══ RAW RECORDS ══
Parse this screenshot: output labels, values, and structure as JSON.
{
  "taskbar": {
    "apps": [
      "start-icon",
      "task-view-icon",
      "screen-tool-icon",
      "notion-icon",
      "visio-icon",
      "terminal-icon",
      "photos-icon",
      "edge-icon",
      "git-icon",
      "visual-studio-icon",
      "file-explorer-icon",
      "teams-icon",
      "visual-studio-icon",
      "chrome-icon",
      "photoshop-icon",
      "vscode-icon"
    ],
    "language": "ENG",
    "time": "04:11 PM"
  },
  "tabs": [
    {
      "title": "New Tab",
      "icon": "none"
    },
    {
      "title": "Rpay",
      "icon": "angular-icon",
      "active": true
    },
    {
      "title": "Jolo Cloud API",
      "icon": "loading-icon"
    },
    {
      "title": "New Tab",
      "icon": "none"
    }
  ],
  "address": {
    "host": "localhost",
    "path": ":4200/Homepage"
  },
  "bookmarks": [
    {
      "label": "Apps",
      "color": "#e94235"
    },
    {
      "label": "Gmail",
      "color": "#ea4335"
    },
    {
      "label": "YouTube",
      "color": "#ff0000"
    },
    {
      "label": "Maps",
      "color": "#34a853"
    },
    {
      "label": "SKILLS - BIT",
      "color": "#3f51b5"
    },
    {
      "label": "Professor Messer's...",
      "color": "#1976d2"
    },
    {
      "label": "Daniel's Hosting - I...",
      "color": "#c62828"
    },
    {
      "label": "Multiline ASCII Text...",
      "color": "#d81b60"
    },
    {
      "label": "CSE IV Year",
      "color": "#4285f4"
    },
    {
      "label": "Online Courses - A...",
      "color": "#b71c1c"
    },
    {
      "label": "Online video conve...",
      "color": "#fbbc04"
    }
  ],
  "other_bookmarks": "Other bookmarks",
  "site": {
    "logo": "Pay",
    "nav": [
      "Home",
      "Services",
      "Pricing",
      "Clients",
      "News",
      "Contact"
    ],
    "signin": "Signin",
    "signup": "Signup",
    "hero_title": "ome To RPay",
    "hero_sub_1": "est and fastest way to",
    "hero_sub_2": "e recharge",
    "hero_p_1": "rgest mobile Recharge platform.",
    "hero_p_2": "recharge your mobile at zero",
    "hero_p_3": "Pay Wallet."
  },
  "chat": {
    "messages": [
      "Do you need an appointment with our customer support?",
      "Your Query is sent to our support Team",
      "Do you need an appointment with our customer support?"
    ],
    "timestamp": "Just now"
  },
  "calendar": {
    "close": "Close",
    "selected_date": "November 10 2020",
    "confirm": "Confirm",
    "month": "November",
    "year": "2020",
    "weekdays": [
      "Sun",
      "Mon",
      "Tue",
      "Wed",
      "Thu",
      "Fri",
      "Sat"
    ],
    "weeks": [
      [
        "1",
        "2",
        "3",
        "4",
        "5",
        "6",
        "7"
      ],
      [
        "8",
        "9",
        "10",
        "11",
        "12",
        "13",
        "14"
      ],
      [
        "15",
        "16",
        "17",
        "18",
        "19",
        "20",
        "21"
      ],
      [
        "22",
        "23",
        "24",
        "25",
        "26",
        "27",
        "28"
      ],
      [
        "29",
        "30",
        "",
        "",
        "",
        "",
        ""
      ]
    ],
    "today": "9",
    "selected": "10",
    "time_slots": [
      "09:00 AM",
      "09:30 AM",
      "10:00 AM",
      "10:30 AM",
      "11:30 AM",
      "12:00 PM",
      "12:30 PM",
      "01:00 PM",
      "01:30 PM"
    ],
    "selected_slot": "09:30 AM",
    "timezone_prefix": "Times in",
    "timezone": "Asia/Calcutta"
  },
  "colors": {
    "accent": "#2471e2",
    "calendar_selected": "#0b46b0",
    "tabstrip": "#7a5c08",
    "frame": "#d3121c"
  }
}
═══
▶ **THE REQUEST**
Write out the full set of records exactly as given.

▶ **FULL RESPONSE**
Parse this screenshot: output labels, values, and structure as JSON.
{
  "taskbar": {
    "apps": [
      "start-icon",
      "task-view-icon",
      "screen-tool-icon",
      "notion-icon",
      "visio-icon",
      "terminal-icon",
      "photos-icon",
      "edge-icon",
      "git-icon",
      "visual-studio-icon",
      "file-explorer-icon",
      "teams-icon",
      "visual-studio-icon",
      "chrome-icon",
      "photoshop-icon",
      "vscode-icon"
    ],
    "language": "ENG",
    "time": "04:11 PM"
  },
  "tabs": [
    {
      "title": "New Tab",
      "icon": "none"
    },
    {
      "title": "Rpay",
      "icon": "angular-icon",
      "active": true
    },
    {
      "title": "Jolo Cloud API",
      "icon": "loading-icon"
    },
    {
      "title": "New Tab",
      "icon": "none"
    }
  ],
  "address": {
    "host": "localhost",
    "path": ":4200/Homepage"
  },
  "bookmarks": [
    {
      "label": "Apps",
      "color": "#e94235"
    },
    {
      "label": "Gmail",
      "color": "#ea4335"
    },
    {
      "label": "YouTube",
      "color": "#ff0000"
    },
    {
      "label": "Maps",
      "color": "#34a853"
    },
    {
      "label": "SKILLS - BIT",
      "color": "#3f51b5"
    },
    {
      "label": "Professor Messer's...",
      "color": "#1976d2"
    },
    {
      "label": "Daniel's Hosting - I...",
      "color": "#c62828"
    },
    {
      "label": "Multiline ASCII Text...",
      "color": "#d81b60"
    },
    {
      "label": "CSE IV Year",
      "color": "#4285f4"
    },
    {
      "label": "Online Courses - A...",
      "color": "#b71c1c"
    },
    {
      "label": "Online video conve...",
      "color": "#fbbc04"
    }
  ],
  "other_bookmarks": "Other bookmarks",
  "site": {
    "logo": "Pay",
    "nav": [
      "Home",
      "Services",
      "Pricing",
      "Clients",
      "News",
      "Contact"
    ],
    "signin": "Signin",
    "signup": "Signup",
    "hero_title": "ome To RPay",
    "hero_sub_1": "est and fastest way to",
    "hero_sub_2": "e recharge",
    "hero_p_1": "rgest mobile Recharge platform.",
    "hero_p_2": "recharge your mobile at zero",
    "hero_p_3": "Pay Wallet."
  },
  "chat": {
    "messages": [
      "Do you need an appointment with our customer support?",
      "Your Query is sent to our support Team",
      "Do you need an appointment with our customer support?"
    ],
    "timestamp": "Just now"
  },
  "calendar": {
    "close": "Close",
    "selected_date": "November 10 2020",
    "confirm": "Confirm",
    "month": "November",
    "year": "2020",
    "weekdays": [
      "Sun",
      "Mon",
      "Tue",
      "Wed",
      "Thu",
      "Fri",
      "Sat"
    ],
    "weeks": [
      [
        "1",
        "2",
        "3",
        "4",
        "5",
        "6",
        "7"
      ],
      [
        "8",
        "9",
        "10",
        "11",
        "12",
        "13",
        "14"
      ],
      [
        "15",
        "16",
        "17",
        "18",
        "19",
        "20",
        "21"
      ],
      [
        "22",
        "23",
        "24",
        "25",
        "26",
        "27",
        "28"
      ],
      [
        "29",
        "30",
        "",
        "",
        "",
        "",
        ""
      ]
    ],
    "today": "9",
    "selected": "10",
    "time_slots": [
      "09:00 AM",
      "09:30 AM",
      "10:00 AM",
      "10:30 AM",
      "11:30 AM",
      "12:00 PM",
      "12:30 PM",
      "01:00 PM",
      "01:30 PM"
    ],
    "selected_slot": "09:30 AM",
    "timezone_prefix": "Times in",
    "timezone": "Asia/Calcutta"
  },
  "colors": {
    "accent": "#2471e2",
    "calendar_selected": "#0b46b0",
    "tabstrip": "#7a5c08",
    "frame": "#d3121c"
  }
}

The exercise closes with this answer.